_TO DO_
Reproduce the listing word for word, leaving every picture behind.

Records that describe figures:
+ + +
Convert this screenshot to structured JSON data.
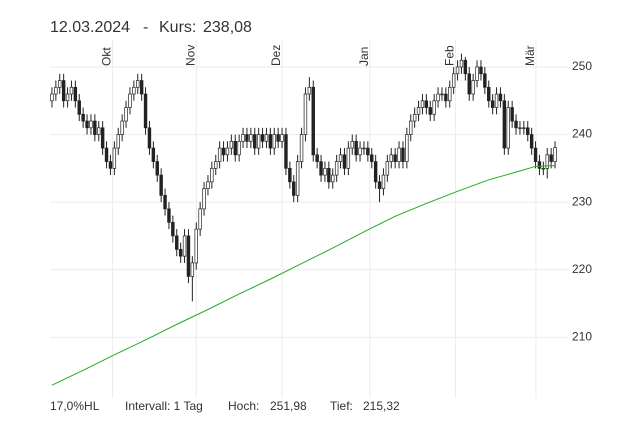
{
  "chart_data": {
    "type": "candlestick",
    "date": "12.03.2024",
    "separator": "-",
    "price_label": "Kurs:",
    "price": "238,08",
    "footer": {
      "hl": "17,0%HL",
      "interval": "Intervall: 1 Tag",
      "high_label": "Hoch:",
      "high": "251,98",
      "low_label": "Tief:",
      "low": "215,32"
    },
    "xlim": [
      0,
      130
    ],
    "xticks": [
      {
        "value": 16,
        "label": "Okt"
      },
      {
        "value": 37.5,
        "label": "Nov"
      },
      {
        "value": 59.5,
        "label": "Dez"
      },
      {
        "value": 82,
        "label": "Jan"
      },
      {
        "value": 104,
        "label": "Feb"
      },
      {
        "value": 124.6,
        "label": "Mär"
      }
    ],
    "ylim": [
      201,
      254
    ],
    "yticks": [
      210,
      220,
      230,
      240,
      250
    ],
    "grid": true,
    "up_color": "#ffffff",
    "down_color": "#222222",
    "wick_color": "#222222",
    "open": [
      245,
      246,
      247,
      248,
      245,
      246,
      247,
      245,
      243,
      242,
      241,
      242,
      240,
      241,
      238,
      236,
      235,
      238,
      240,
      242,
      244,
      246,
      247,
      248,
      246,
      241,
      238,
      236,
      234,
      231,
      229,
      227,
      225,
      223,
      222,
      225,
      219,
      221,
      226,
      229,
      232,
      233,
      235,
      236,
      238,
      237,
      238,
      239,
      237,
      239,
      240,
      239,
      240,
      238,
      240,
      239,
      240,
      238,
      240,
      239,
      240,
      235,
      233,
      231,
      236,
      240,
      246,
      247,
      237,
      236,
      234,
      235,
      233,
      234,
      236,
      237,
      235,
      238,
      239,
      237,
      238,
      238,
      237,
      236,
      233,
      232,
      234,
      236,
      237,
      236,
      238,
      236,
      240,
      242,
      243,
      244,
      245,
      244,
      243,
      245,
      246,
      246,
      245,
      247,
      249,
      250,
      251,
      249,
      246,
      248,
      250,
      249,
      247,
      245,
      244,
      246,
      245,
      238,
      244,
      242,
      241,
      241,
      241,
      240,
      238,
      236,
      235,
      235,
      237,
      236
    ],
    "high": [
      247,
      248,
      249,
      249,
      247,
      248,
      248,
      246,
      244,
      243,
      243,
      243,
      242,
      242,
      239,
      237,
      239,
      241,
      243,
      245,
      247,
      248,
      249,
      249,
      247,
      242,
      239,
      237,
      235,
      232,
      230,
      228,
      226,
      224,
      226,
      226,
      222,
      227,
      230,
      233,
      234,
      236,
      237,
      239,
      239,
      239,
      240,
      240,
      240,
      241,
      241,
      241,
      241,
      241,
      241,
      241,
      241,
      241,
      241,
      241,
      241,
      236,
      234,
      237,
      241,
      247,
      248.5,
      248,
      238,
      237,
      236,
      236,
      235,
      237,
      238,
      238,
      239,
      240,
      240,
      239,
      239,
      239,
      238,
      237,
      234,
      235,
      237,
      238,
      238,
      239,
      239,
      241,
      243,
      244,
      245,
      246,
      246,
      245,
      246,
      247,
      247,
      247,
      248,
      250,
      251,
      251.98,
      251.5,
      250,
      249,
      251,
      251,
      250,
      248,
      246,
      247,
      247,
      246,
      245,
      245,
      243,
      242,
      242,
      242,
      241,
      239,
      237,
      236,
      238,
      238,
      239
    ],
    "low": [
      244,
      245,
      246,
      244,
      244,
      245,
      244,
      242,
      241,
      240,
      240,
      239,
      239,
      237,
      235,
      234,
      234,
      237,
      239,
      241,
      243,
      245,
      246,
      245,
      240,
      237,
      235,
      233,
      230,
      228,
      226,
      224,
      222,
      221,
      221,
      218,
      215.32,
      220,
      225,
      228,
      231,
      232,
      234,
      235,
      236,
      236,
      237,
      236,
      236,
      238,
      238,
      238,
      237,
      237,
      238,
      238,
      237,
      237,
      238,
      238,
      234,
      232,
      230,
      230,
      235,
      239,
      245,
      236,
      235,
      233,
      233,
      232,
      232,
      233,
      235,
      234,
      234,
      237,
      236,
      236,
      237,
      236,
      235,
      232,
      230,
      231,
      233,
      235,
      235,
      235,
      235,
      235,
      239,
      241,
      242,
      243,
      243,
      242,
      242,
      244,
      245,
      244,
      244,
      246,
      248,
      249,
      248,
      245,
      245,
      247,
      248,
      246,
      244,
      243,
      243,
      244,
      237,
      237,
      241,
      240,
      240,
      240,
      239,
      237,
      235,
      234,
      234,
      233.5,
      235,
      235
    ],
    "close": [
      246,
      247,
      248,
      245,
      246,
      247,
      245,
      243,
      242,
      241,
      242,
      240,
      241,
      238,
      236,
      235,
      238,
      240,
      242,
      244,
      246,
      247,
      248,
      246,
      241,
      238,
      236,
      234,
      231,
      229,
      227,
      225,
      223,
      222,
      225,
      219,
      221,
      226,
      229,
      232,
      233,
      235,
      236,
      238,
      237,
      238,
      239,
      237,
      239,
      240,
      239,
      240,
      238,
      240,
      239,
      240,
      238,
      240,
      239,
      240,
      235,
      233,
      231,
      236,
      240,
      246,
      247,
      237,
      236,
      234,
      235,
      233,
      234,
      236,
      237,
      235,
      238,
      239,
      237,
      238,
      238,
      237,
      236,
      233,
      232,
      234,
      236,
      237,
      236,
      238,
      236,
      240,
      242,
      243,
      244,
      245,
      244,
      243,
      245,
      246,
      246,
      245,
      247,
      249,
      250,
      251,
      249,
      246,
      248,
      250,
      249,
      247,
      245,
      244,
      246,
      245,
      238,
      244,
      242,
      241,
      241,
      241,
      240,
      238,
      236,
      235,
      235,
      237,
      236,
      238.08
    ],
    "ma": {
      "color": "#22aa22",
      "x": [
        0,
        8,
        16,
        24,
        32,
        40,
        48,
        56,
        64,
        72,
        80,
        88,
        96,
        104,
        112,
        120,
        124,
        129
      ],
      "values": [
        202.9,
        205.1,
        207.4,
        209.6,
        211.9,
        214.1,
        216.4,
        218.6,
        220.9,
        223.2,
        225.6,
        227.9,
        229.8,
        231.6,
        233.3,
        234.6,
        235.3,
        235.4
      ]
    }
  }
}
+ + +
_RESPONSE TO THE EXERCISE_
Convert this screenshot to structured JSON data.
{
  "chart_data": {
    "type": "candlestick",
    "date": "12.03.2024",
    "separator": "-",
    "price_label": "Kurs:",
    "price": "238,08",
    "footer": {
      "hl": "17,0%HL",
      "interval": "Intervall: 1 Tag",
      "high_label": "Hoch:",
      "high": "251,98",
      "low_label": "Tief:",
      "low": "215,32"
    },
    "xlim": [
      0,
      130
    ],
    "xticks": [
      {
        "value": 16,
        "label": "Okt"
      },
      {
        "value": 37.5,
        "label": "Nov"
      },
      {
        "value": 59.5,
        "label": "Dez"
      },
      {
        "value": 82,
        "label": "Jan"
      },
      {
        "value": 104,
        "label": "Feb"
      },
      {
        "value": 124.6,
        "label": "Mär"
      }
    ],
    "ylim": [
      201,
      254
    ],
    "yticks": [
      210,
      220,
      230,
      240,
      250
    ],
    "grid": true,
    "up_color": "#ffffff",
    "down_color": "#222222",
    "wick_color": "#222222",
    "open": [
      245,
      246,
      247,
      248,
      245,
      246,
      247,
      245,
      243,
      242,
      241,
      242,
      240,
      241,
      238,
      236,
      235,
      238,
      240,
      242,
      244,
      246,
      247,
      248,
      246,
      241,
      238,
      236,
      234,
      231,
      229,
      227,
      225,
      223,
      222,
      225,
      219,
      221,
      226,
      229,
      232,
      233,
      235,
      236,
      238,
      237,
      238,
      239,
      237,
      239,
      240,
      239,
      240,
      238,
      240,
      239,
      240,
      238,
      240,
      239,
      240,
      235,
      233,
      231,
      236,
      240,
      246,
      247,
      237,
      236,
      234,
      235,
      233,
      234,
      236,
      237,
      235,
      238,
      239,
      237,
      238,
      238,
      237,
      236,
      233,
      232,
      234,
      236,
      237,
      236,
      238,
      236,
      240,
      242,
      243,
      244,
      245,
      244,
      243,
      245,
      246,
      246,
      245,
      247,
      249,
      250,
      251,
      249,
      246,
      248,
      250,
      249,
      247,
      245,
      244,
      246,
      245,
      238,
      244,
      242,
      241,
      241,
      241,
      240,
      238,
      236,
      235,
      235,
      237,
      236
    ],
    "high": [
      247,
      248,
      249,
      249,
      247,
      248,
      248,
      246,
      244,
      243,
      243,
      243,
      242,
      242,
      239,
      237,
      239,
      241,
      243,
      245,
      247,
      248,
      249,
      249,
      247,
      242,
      239,
      237,
      235,
      232,
      230,
      228,
      226,
      224,
      226,
      226,
      222,
      227,
      230,
      233,
      234,
      236,
      237,
      239,
      239,
      239,
      240,
      240,
      240,
      241,
      241,
      241,
      241,
      241,
      241,
      241,
      241,
      241,
      241,
      241,
      241,
      236,
      234,
      237,
      241,
      247,
      248.5,
      248,
      238,
      237,
      236,
      236,
      235,
      237,
      238,
      238,
      239,
      240,
      240,
      239,
      239,
      239,
      238,
      237,
      234,
      235,
      237,
      238,
      238,
      239,
      239,
      241,
      243,
      244,
      245,
      246,
      246,
      245,
      246,
      247,
      247,
      247,
      248,
      250,
      251,
      251.98,
      251.5,
      250,
      249,
      251,
      251,
      250,
      248,
      246,
      247,
      247,
      246,
      245,
      245,
      243,
      242,
      242,
      242,
      241,
      239,
      237,
      236,
      238,
      238,
      239
    ],
    "low": [
      244,
      245,
      246,
      244,
      244,
      245,
      244,
      242,
      241,
      240,
      240,
      239,
      239,
      237,
      235,
      234,
      234,
      237,
      239,
      241,
      243,
      245,
      246,
      245,
      240,
      237,
      235,
      233,
      230,
      228,
      226,
      224,
      222,
      221,
      221,
      218,
      215.32,
      220,
      225,
      228,
      231,
      232,
      234,
      235,
      236,
      236,
      237,
      236,
      236,
      238,
      238,
      238,
      237,
      237,
      238,
      238,
      237,
      237,
      238,
      238,
      234,
      232,
      230,
      230,
      235,
      239,
      245,
      236,
      235,
      233,
      233,
      232,
      232,
      233,
      235,
      234,
      234,
      237,
      236,
      236,
      237,
      236,
      235,
      232,
      230,
      231,
      233,
      235,
      235,
      235,
      235,
      235,
      239,
      241,
      242,
      243,
      243,
      242,
      242,
      244,
      245,
      244,
      244,
      246,
      248,
      249,
      248,
      245,
      245,
      247,
      248,
      246,
      244,
      243,
      243,
      244,
      237,
      237,
      241,
      240,
      240,
      240,
      239,
      237,
      235,
      234,
      234,
      233.5,
      235,
      235
    ],
    "close": [
      246,
      247,
      248,
      245,
      246,
      247,
      245,
      243,
      242,
      241,
      242,
      240,
      241,
      238,
      236,
      235,
      238,
      240,
      242,
      244,
      246,
      247,
      248,
      246,
      241,
      238,
      236,
      234,
      231,
      229,
      227,
      225,
      223,
      222,
      225,
      219,
      221,
      226,
      229,
      232,
      233,
      235,
      236,
      238,
      237,
      238,
      239,
      237,
      239,
      240,
      239,
      240,
      238,
      240,
      239,
      240,
      238,
      240,
      239,
      240,
      235,
      233,
      231,
      236,
      240,
      246,
      247,
      237,
      236,
      234,
      235,
      233,
      234,
      236,
      237,
      235,
      238,
      239,
      237,
      238,
      238,
      237,
      236,
      233,
      232,
      234,
      236,
      237,
      236,
      238,
      236,
      240,
      242,
      243,
      244,
      245,
      244,
      243,
      245,
      246,
      246,
      245,
      247,
      249,
      250,
      251,
      249,
      246,
      248,
      250,
      249,
      247,
      245,
      244,
      246,
      245,
      238,
      244,
      242,
      241,
      241,
      241,
      240,
      238,
      236,
      235,
      235,
      237,
      236,
      238.08
    ],
    "ma": {
      "color": "#22aa22",
      "x": [
        0,
        8,
        16,
        24,
        32,
        40,
        48,
        56,
        64,
        72,
        80,
        88,
        96,
        104,
        112,
        120,
        124,
        129
      ],
      "values": [
        202.9,
        205.1,
        207.4,
        209.6,
        211.9,
        214.1,
        216.4,
        218.6,
        220.9,
        223.2,
        225.6,
        227.9,
        229.8,
        231.6,
        233.3,
        234.6,
        235.3,
        235.4
      ]
    }
  }
}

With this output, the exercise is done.